**Information provided:**
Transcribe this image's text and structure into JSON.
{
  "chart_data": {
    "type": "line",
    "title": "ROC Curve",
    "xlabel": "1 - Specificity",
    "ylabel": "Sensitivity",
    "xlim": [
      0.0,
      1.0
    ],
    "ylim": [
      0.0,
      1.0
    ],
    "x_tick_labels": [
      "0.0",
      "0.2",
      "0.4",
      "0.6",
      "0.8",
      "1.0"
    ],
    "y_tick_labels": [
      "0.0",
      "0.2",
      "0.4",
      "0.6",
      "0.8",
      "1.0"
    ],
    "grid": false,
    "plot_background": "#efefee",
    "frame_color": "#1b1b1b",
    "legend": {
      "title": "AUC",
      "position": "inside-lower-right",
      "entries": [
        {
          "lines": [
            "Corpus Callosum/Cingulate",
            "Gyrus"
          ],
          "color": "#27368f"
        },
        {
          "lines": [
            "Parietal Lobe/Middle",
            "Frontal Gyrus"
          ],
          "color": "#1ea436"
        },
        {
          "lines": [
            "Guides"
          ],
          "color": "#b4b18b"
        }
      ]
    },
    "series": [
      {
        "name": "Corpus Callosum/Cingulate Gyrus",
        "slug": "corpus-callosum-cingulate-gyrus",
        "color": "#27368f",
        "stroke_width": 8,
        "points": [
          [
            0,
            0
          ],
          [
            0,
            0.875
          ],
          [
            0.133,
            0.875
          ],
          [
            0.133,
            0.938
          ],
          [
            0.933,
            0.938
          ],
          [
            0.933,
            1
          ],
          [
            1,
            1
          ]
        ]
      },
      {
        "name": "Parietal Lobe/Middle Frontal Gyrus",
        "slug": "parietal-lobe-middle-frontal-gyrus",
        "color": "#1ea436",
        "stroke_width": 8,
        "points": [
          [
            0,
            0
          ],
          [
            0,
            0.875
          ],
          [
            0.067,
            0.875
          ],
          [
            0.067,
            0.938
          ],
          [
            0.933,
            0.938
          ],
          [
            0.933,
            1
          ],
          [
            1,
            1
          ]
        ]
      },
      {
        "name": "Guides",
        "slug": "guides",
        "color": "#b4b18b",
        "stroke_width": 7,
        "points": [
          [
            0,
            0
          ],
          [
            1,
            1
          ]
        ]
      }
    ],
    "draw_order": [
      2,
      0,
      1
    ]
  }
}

**Aim of the task:**
From the records above, extract every entry exactly as given.

**Answer for the task:**
Transcribe this image's text and structure into JSON.
{
  "chart_data": {
    "type": "line",
    "title": "ROC Curve",
    "xlabel": "1 - Specificity",
    "ylabel": "Sensitivity",
    "xlim": [
      0.0,
      1.0
    ],
    "ylim": [
      0.0,
      1.0
    ],
    "x_tick_labels": [
      "0.0",
      "0.2",
      "0.4",
      "0.6",
      "0.8",
      "1.0"
    ],
    "y_tick_labels": [
      "0.0",
      "0.2",
      "0.4",
      "0.6",
      "0.8",
      "1.0"
    ],
    "grid": false,
    "plot_background": "#efefee",
    "frame_color": "#1b1b1b",
    "legend": {
      "title": "AUC",
      "position": "inside-lower-right",
      "entries": [
        {
          "lines": [
            "Corpus Callosum/Cingulate",
            "Gyrus"
          ],
          "color": "#27368f"
        },
        {
          "lines": [
            "Parietal Lobe/Middle",
            "Frontal Gyrus"
          ],
          "color": "#1ea436"
        },
        {
          "lines": [
            "Guides"
          ],
          "color": "#b4b18b"
        }
      ]
    },
    "series": [
      {
        "name": "Corpus Callosum/Cingulate Gyrus",
        "slug": "corpus-callosum-cingulate-gyrus",
        "color": "#27368f",
        "stroke_width": 8,
        "points": [
          [
            0,
            0
          ],
          [
            0,
            0.875
          ],
          [
            0.133,
            0.875
          ],
          [
            0.133,
            0.938
          ],
          [
            0.933,
            0.938
          ],
          [
            0.933,
            1
          ],
          [
            1,
            1
          ]
        ]
      },
      {
        "name": "Parietal Lobe/Middle Frontal Gyrus",
        "slug": "parietal-lobe-middle-frontal-gyrus",
        "color": "#1ea436",
        "stroke_width": 8,
        "points": [
          [
            0,
            0
          ],
          [
            0,
            0.875
          ],
          [
            0.067,
            0.875
          ],
          [
            0.067,
            0.938
          ],
          [
            0.933,
            0.938
          ],
          [
            0.933,
            1
          ],
          [
            1,
            1
          ]
        ]
      },
      {
        "name": "Guides",
        "slug": "guides",
        "color": "#b4b18b",
        "stroke_width": 7,
        "points": [
          [
            0,
            0
          ],
          [
            1,
            1
          ]
        ]
      }
    ],
    "draw_order": [
      2,
      0,
      1
    ]
  }
}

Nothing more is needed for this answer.